** Begin Data excerpts **
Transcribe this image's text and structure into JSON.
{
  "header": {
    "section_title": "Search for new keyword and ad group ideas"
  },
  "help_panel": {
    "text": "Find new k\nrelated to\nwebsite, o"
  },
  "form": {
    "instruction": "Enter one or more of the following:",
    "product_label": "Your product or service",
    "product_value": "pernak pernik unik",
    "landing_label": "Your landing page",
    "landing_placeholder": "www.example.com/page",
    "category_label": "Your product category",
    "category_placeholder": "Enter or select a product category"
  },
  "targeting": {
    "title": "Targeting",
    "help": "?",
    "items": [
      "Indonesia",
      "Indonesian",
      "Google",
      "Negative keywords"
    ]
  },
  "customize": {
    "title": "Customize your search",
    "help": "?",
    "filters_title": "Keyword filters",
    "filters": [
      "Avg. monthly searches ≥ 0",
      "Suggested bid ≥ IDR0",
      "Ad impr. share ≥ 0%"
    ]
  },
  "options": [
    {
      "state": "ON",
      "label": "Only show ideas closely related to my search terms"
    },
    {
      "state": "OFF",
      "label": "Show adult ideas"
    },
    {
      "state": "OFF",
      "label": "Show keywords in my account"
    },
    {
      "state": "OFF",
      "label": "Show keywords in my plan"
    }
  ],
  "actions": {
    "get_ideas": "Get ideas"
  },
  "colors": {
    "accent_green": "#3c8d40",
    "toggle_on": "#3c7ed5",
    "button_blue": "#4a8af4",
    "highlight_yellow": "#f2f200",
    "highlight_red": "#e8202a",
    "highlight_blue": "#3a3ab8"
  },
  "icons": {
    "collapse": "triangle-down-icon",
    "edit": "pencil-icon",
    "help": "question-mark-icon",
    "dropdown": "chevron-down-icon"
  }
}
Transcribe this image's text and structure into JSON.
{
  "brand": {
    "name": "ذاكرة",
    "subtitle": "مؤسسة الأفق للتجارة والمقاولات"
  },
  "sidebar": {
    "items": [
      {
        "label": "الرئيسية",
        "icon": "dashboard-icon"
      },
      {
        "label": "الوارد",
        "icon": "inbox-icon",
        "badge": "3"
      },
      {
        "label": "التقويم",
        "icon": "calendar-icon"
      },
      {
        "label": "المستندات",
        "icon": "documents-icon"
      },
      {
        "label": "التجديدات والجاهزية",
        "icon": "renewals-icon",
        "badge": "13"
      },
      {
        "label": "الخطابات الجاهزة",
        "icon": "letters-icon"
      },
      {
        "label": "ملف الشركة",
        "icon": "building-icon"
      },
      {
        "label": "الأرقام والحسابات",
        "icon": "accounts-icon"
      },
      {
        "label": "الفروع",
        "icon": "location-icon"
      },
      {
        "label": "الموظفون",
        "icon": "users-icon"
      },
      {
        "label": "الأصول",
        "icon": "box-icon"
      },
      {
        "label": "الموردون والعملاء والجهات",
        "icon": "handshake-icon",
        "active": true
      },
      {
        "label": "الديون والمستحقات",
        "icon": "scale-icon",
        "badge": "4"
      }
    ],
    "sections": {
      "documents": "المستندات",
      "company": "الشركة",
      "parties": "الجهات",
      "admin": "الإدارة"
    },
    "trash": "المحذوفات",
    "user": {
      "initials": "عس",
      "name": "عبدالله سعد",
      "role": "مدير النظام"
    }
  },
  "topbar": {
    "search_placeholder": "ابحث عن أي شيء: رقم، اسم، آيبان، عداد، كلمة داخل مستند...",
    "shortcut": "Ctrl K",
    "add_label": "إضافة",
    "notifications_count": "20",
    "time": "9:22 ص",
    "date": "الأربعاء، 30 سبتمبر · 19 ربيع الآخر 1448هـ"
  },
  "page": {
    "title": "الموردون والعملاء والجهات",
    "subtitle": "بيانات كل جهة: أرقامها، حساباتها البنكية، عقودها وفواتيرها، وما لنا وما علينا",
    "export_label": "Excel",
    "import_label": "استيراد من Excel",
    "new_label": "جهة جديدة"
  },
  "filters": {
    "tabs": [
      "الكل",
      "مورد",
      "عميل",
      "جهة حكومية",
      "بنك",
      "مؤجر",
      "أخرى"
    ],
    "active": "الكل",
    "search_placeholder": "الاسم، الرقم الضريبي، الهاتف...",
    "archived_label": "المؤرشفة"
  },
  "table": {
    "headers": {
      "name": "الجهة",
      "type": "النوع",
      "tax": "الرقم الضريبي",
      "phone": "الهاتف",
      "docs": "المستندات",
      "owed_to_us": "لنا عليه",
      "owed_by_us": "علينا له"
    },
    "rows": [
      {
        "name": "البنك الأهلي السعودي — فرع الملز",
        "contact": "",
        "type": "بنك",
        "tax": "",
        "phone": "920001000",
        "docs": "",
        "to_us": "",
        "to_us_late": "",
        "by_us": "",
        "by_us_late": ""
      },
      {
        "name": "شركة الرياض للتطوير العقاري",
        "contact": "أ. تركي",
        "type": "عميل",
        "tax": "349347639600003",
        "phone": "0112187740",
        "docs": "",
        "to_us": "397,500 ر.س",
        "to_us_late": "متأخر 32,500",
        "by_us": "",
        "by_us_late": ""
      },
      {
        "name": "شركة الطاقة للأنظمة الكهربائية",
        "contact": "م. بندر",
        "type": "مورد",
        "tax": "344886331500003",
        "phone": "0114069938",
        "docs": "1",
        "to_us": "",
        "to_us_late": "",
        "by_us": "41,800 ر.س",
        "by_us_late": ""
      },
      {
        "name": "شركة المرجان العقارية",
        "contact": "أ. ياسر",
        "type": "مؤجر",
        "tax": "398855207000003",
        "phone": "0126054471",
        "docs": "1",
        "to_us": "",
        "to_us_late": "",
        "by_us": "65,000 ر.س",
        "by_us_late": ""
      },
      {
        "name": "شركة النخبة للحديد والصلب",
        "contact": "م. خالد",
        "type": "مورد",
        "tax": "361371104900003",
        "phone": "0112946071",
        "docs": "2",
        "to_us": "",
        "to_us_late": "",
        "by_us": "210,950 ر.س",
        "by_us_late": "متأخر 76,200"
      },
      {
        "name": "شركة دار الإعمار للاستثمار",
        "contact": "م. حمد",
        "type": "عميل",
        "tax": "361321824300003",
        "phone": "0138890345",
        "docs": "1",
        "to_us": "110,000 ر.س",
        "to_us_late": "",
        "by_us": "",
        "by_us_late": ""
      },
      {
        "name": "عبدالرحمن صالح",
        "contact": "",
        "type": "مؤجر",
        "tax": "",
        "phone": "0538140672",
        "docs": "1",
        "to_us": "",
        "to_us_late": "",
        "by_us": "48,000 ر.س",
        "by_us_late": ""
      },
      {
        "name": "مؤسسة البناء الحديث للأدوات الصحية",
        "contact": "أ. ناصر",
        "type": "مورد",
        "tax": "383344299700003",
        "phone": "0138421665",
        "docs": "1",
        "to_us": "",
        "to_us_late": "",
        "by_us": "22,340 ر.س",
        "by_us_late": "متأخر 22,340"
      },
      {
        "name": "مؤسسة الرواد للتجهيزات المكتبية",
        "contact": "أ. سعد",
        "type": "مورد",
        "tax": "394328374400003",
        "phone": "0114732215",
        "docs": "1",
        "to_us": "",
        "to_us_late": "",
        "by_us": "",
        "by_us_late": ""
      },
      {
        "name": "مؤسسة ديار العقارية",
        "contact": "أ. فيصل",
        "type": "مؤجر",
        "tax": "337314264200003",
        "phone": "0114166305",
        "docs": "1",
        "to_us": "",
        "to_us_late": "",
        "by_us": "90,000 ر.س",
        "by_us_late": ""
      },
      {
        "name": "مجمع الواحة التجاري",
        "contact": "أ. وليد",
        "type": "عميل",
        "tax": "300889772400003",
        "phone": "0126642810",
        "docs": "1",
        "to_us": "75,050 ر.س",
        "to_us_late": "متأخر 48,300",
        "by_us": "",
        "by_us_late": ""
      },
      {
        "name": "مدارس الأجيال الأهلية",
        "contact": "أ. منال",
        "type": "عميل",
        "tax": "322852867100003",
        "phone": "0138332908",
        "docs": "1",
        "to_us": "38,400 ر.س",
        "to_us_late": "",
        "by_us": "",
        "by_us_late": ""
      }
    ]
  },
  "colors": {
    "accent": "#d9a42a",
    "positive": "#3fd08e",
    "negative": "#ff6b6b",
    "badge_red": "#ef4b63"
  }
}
** End Data excerpts **
### Required task
Take each line of the material that contains the word "مؤسسة" and list it.

### Exercise solution
    "subtitle": "مؤسسة الأفق للتجارة والمقاولات"
        "name": "مؤسسة البناء الحديث للأدوات الصحية",
        "name": "مؤسسة الرواد للتجهيزات المكتبية",
        "name": "مؤسسة ديار العقارية",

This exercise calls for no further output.